[Given records — start]

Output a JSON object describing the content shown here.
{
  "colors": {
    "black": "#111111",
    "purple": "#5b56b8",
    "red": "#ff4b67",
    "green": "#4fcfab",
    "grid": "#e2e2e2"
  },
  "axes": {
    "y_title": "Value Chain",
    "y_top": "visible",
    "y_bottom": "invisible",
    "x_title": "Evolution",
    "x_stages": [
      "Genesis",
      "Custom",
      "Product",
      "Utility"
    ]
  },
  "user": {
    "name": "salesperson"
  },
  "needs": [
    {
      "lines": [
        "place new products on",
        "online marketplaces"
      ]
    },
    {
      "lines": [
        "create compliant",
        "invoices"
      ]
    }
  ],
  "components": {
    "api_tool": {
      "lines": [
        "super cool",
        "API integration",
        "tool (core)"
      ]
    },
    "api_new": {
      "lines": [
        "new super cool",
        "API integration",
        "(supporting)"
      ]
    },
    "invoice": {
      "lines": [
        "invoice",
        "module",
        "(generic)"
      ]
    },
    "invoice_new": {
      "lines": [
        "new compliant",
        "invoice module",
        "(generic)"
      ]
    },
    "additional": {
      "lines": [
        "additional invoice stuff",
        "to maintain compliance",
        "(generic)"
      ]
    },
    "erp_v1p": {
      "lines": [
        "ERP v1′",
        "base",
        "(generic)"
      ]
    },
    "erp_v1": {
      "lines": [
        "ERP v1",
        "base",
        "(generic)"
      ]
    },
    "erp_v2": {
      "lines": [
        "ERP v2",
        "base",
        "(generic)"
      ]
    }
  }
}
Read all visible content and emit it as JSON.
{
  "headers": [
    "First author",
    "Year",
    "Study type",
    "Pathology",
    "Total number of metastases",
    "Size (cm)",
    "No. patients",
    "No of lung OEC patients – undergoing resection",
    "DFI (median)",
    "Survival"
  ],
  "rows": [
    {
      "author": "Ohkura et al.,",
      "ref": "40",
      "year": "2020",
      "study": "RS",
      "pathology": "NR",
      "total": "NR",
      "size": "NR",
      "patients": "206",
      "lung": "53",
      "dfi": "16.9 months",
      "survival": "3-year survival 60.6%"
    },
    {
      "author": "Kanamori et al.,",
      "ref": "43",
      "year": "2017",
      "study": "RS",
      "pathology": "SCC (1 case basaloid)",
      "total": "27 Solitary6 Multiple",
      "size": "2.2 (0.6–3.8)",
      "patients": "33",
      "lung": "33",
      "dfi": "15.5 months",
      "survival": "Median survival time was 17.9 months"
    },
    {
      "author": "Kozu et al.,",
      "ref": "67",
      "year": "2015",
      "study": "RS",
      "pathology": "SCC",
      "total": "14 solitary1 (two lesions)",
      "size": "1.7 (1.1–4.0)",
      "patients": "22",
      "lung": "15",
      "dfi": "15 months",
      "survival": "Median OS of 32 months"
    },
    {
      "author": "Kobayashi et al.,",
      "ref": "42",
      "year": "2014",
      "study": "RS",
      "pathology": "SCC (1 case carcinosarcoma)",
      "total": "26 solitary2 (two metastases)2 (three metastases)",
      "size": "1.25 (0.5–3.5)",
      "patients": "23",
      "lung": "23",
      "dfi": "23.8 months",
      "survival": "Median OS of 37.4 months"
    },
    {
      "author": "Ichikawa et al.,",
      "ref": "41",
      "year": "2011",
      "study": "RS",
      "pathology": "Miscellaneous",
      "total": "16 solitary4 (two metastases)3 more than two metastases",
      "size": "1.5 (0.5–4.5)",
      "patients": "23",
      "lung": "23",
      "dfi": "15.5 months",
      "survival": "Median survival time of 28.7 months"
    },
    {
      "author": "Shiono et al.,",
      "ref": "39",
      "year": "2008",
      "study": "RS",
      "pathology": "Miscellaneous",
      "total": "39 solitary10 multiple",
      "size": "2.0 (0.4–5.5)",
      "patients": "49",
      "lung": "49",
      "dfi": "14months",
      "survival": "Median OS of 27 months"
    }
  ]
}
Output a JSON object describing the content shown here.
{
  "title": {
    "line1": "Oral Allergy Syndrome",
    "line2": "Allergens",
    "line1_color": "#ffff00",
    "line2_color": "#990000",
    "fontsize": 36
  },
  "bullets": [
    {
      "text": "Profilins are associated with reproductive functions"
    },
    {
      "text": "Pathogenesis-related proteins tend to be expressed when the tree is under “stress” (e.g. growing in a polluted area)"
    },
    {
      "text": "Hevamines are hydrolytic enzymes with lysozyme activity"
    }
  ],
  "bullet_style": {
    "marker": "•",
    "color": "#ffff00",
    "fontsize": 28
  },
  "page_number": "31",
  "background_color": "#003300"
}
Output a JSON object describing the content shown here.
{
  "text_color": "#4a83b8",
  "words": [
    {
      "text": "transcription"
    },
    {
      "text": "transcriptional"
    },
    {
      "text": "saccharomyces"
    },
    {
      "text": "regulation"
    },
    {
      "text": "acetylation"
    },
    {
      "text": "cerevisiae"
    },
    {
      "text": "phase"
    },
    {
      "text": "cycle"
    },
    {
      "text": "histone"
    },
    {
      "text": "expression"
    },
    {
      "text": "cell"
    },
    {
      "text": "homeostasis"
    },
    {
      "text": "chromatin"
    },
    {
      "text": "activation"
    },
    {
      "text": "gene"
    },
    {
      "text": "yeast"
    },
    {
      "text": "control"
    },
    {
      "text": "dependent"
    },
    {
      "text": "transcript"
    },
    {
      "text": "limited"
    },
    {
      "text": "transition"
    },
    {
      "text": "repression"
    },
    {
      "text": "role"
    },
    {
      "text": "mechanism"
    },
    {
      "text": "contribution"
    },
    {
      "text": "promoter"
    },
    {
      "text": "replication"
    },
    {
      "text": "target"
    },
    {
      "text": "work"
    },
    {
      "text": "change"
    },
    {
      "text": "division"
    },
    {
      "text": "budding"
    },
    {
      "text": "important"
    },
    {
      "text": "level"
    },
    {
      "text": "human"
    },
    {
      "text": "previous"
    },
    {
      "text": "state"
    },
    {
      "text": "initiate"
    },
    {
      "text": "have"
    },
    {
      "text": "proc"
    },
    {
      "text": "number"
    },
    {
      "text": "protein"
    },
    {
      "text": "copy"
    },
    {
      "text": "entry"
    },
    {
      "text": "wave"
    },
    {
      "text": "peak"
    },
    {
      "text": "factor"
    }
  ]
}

[Given records — finish]

__Required action__
Look over the listing. Pull out every line with the string "lung" in it.

__Response area__
    "No of lung OEC patients – undergoing resection",
      "lung": "53",
      "lung": "33",
      "lung": "15",
      "lung": "23",
      "lung": "23",
      "lung": "49",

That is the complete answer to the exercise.